WHAT YOU HAVE TO DO: Return each line containing "http".

--- Start ---

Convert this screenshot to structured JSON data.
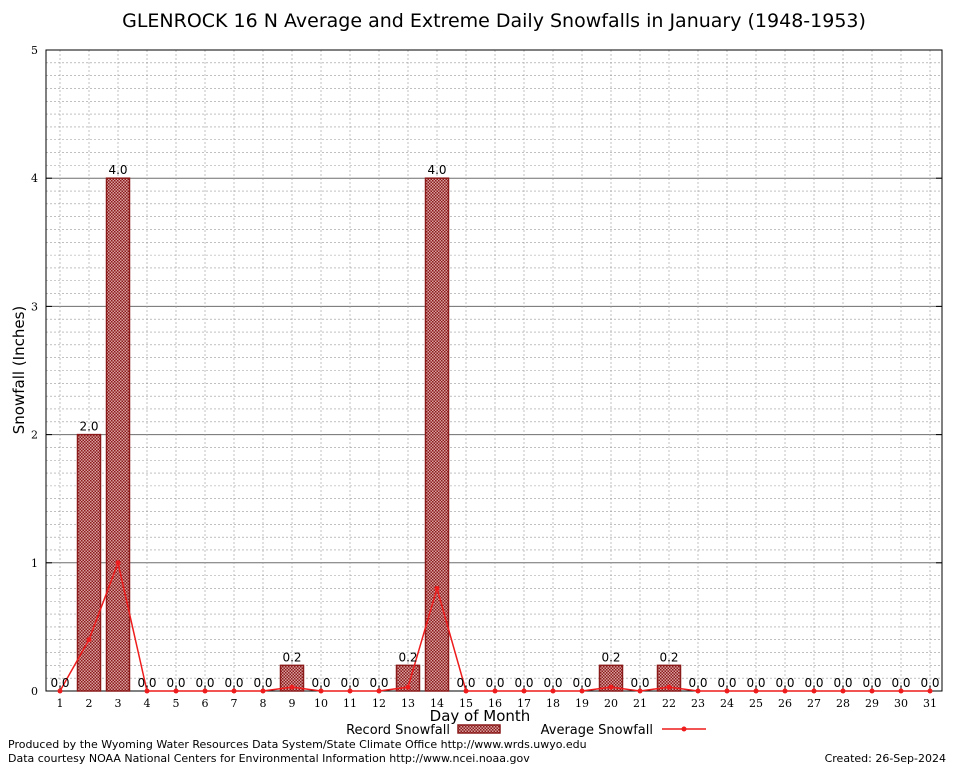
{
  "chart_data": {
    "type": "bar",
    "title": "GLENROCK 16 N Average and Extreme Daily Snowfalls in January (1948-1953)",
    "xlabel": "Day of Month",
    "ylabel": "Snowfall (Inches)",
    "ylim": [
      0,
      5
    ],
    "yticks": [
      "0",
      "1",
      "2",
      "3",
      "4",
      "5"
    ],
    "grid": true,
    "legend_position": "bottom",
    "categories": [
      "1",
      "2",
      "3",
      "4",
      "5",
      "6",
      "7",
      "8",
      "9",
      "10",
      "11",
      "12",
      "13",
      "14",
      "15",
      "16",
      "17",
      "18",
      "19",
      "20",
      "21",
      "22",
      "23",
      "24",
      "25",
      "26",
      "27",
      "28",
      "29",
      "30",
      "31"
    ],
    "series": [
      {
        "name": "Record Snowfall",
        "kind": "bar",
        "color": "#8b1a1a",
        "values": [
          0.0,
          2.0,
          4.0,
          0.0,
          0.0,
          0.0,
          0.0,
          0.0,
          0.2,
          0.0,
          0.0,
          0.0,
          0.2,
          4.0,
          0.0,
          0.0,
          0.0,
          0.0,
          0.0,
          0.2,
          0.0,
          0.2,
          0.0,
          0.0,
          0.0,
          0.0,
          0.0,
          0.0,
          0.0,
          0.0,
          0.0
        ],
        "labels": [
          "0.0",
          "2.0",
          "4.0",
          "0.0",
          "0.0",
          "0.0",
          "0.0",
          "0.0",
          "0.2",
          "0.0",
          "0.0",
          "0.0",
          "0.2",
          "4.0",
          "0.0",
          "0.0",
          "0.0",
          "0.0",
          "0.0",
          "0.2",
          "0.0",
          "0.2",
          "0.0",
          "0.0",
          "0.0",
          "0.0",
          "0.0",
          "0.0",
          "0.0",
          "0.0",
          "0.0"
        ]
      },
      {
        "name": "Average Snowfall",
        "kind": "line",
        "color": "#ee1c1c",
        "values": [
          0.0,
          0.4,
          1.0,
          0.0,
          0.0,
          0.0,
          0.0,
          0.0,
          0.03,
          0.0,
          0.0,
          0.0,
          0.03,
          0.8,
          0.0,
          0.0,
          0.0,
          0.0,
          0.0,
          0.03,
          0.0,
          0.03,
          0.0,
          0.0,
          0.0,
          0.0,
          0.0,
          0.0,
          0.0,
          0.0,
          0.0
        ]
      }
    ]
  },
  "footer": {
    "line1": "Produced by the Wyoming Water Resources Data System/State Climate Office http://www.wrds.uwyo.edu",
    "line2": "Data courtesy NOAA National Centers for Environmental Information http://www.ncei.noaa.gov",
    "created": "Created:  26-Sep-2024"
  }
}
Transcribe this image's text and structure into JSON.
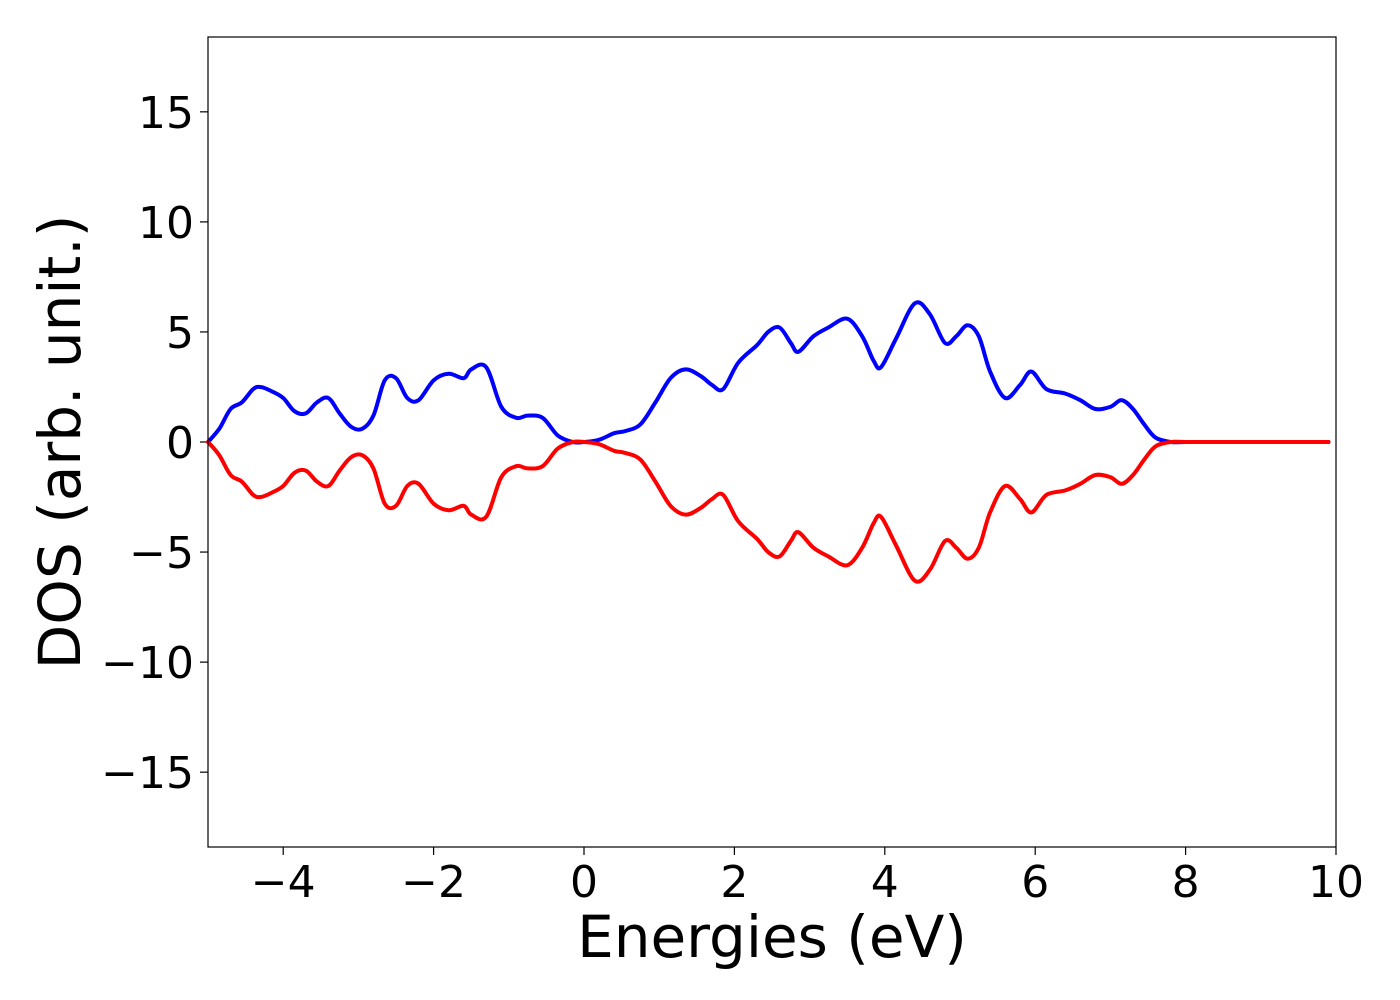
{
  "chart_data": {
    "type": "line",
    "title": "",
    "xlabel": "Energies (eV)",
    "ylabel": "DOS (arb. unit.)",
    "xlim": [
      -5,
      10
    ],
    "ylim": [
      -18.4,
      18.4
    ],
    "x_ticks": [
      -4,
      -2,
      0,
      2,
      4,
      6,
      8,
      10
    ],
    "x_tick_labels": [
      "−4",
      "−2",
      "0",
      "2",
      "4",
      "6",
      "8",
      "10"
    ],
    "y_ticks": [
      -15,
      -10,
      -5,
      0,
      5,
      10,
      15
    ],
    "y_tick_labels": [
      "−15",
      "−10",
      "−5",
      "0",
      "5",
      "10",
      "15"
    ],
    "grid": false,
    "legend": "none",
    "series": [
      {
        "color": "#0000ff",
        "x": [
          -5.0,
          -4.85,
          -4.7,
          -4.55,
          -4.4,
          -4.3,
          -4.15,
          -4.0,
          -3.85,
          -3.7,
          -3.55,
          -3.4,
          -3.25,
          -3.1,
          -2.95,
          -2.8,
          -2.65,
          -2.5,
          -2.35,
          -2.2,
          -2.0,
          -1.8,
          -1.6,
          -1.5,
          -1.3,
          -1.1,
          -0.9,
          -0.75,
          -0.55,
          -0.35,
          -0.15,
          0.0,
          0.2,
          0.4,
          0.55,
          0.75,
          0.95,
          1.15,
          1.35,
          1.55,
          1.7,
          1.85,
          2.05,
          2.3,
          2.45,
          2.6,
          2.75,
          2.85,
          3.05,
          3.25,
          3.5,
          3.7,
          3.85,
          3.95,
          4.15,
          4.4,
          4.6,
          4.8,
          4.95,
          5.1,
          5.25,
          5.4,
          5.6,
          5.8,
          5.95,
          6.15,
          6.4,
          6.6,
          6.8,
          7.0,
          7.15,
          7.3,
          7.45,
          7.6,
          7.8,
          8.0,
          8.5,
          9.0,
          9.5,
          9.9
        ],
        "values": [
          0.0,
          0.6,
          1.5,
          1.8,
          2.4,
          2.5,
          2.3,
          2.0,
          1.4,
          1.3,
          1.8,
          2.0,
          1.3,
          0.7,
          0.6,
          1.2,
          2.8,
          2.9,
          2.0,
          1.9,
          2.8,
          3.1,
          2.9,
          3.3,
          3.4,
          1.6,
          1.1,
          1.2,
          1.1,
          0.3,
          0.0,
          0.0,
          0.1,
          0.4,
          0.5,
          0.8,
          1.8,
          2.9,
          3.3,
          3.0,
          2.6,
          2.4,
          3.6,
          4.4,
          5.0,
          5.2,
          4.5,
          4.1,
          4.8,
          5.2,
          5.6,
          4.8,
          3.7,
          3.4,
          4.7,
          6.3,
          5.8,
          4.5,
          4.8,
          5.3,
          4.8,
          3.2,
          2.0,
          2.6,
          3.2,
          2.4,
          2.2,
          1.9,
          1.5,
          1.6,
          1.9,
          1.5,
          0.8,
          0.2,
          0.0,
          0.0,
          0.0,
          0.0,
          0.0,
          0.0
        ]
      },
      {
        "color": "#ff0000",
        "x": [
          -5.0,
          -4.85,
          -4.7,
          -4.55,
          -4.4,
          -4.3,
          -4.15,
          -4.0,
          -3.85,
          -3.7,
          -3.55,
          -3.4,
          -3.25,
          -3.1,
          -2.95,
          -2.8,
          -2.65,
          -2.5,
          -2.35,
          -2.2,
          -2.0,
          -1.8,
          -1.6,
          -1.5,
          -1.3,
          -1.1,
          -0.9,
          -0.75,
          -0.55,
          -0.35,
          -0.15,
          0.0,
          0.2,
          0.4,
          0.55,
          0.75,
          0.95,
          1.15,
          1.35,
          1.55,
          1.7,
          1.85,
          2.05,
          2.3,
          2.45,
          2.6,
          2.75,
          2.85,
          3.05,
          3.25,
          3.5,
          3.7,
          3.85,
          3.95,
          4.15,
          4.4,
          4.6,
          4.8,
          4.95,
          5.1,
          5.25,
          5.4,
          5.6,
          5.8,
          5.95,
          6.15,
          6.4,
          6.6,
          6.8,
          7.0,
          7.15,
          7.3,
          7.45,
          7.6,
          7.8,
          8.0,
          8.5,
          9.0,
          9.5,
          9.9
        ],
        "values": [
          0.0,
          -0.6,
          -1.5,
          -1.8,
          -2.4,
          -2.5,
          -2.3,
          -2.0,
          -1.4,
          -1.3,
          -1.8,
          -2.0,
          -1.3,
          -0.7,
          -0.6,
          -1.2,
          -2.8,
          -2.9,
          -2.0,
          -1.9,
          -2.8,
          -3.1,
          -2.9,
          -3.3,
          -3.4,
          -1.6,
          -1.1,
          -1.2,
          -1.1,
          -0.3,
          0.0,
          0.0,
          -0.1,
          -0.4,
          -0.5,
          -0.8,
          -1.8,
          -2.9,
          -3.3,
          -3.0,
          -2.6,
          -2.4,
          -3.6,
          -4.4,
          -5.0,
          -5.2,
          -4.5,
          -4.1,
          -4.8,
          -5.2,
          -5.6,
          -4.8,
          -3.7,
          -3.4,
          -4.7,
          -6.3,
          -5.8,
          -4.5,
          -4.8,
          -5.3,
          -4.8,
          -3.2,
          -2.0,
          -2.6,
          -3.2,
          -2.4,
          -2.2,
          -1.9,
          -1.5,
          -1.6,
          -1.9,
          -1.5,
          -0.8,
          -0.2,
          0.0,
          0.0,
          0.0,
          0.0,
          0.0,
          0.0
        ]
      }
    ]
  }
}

--- End ---
--- Start ---

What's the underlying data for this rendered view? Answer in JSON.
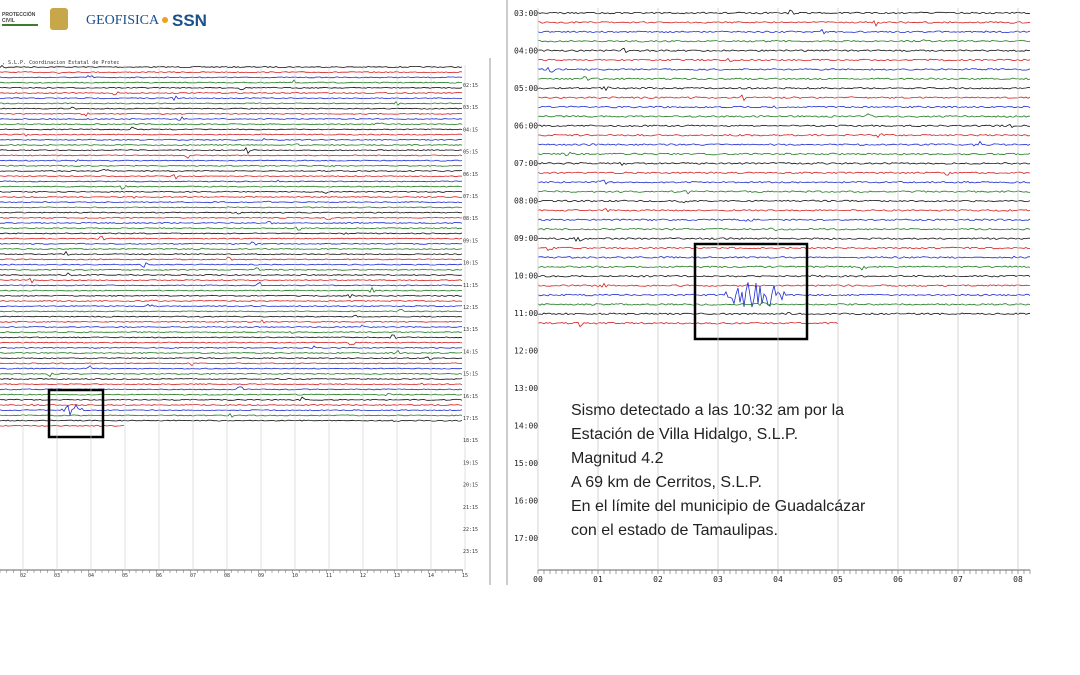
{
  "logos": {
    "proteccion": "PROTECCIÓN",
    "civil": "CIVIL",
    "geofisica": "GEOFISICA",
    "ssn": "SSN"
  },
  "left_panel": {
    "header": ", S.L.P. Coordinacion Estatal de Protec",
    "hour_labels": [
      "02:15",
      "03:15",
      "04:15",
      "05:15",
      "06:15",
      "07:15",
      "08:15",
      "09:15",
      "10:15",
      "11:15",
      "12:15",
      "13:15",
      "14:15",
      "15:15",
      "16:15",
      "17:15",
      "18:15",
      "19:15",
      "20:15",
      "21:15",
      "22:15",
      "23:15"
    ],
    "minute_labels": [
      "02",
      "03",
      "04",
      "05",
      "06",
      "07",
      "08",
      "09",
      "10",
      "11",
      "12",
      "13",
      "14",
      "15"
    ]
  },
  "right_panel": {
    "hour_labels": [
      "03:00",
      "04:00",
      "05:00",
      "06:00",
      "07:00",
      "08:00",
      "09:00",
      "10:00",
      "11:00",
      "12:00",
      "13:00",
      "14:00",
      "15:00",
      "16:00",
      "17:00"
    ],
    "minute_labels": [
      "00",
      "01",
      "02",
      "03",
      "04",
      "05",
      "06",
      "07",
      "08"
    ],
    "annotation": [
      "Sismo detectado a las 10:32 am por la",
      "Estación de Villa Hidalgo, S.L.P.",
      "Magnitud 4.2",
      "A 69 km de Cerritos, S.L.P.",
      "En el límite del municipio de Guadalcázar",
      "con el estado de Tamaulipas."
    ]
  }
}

--- End ---
--- Start ---

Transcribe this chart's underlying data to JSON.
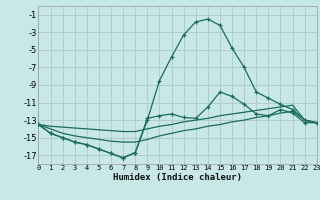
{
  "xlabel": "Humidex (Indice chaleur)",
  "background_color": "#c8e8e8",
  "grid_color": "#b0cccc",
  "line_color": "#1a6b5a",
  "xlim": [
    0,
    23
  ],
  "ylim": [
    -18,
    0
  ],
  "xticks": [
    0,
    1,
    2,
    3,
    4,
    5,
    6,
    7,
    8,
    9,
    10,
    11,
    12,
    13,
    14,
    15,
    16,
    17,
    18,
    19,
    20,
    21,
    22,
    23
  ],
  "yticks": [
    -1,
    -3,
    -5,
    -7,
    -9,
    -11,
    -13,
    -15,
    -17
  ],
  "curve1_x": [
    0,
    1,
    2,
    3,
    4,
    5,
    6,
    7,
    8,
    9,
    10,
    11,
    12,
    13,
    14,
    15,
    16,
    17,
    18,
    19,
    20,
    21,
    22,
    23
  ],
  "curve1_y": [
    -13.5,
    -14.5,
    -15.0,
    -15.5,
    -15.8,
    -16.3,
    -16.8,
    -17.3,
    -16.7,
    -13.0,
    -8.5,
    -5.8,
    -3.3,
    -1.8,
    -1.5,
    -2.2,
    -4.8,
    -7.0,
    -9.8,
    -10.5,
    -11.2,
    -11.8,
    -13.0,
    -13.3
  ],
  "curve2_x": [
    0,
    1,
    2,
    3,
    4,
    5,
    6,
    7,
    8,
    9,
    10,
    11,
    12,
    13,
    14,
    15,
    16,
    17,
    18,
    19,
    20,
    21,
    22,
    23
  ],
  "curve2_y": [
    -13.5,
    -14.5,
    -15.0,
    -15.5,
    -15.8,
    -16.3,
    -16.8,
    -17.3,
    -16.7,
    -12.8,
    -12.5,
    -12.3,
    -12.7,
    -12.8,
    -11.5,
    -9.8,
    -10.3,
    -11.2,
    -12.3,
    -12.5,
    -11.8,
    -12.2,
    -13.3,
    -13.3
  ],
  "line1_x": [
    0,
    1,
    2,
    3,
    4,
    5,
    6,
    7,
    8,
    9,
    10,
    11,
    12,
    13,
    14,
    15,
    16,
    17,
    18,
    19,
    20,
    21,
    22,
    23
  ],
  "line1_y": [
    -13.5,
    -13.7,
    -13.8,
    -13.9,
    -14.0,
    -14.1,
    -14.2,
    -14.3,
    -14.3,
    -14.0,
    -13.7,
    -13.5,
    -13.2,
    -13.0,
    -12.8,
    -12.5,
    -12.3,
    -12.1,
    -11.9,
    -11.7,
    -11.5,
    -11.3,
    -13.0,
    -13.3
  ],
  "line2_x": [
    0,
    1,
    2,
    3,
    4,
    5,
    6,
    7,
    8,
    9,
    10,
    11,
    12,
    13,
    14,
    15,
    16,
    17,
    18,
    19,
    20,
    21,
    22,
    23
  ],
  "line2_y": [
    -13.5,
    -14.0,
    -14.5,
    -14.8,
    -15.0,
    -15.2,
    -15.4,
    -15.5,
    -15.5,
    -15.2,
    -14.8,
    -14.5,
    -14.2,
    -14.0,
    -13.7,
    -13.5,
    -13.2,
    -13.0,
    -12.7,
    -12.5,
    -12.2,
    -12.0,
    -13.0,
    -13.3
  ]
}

--- End ---

COMPLETED EXERCISE:
    "line1": "Produced by the Wyoming Water Resources Data System/State Climate Office http://www.wrds.uwyo.edu",
    "line2": "Data courtesy NOAA National Centers for Environmental Information http://www.ncei.noaa.gov",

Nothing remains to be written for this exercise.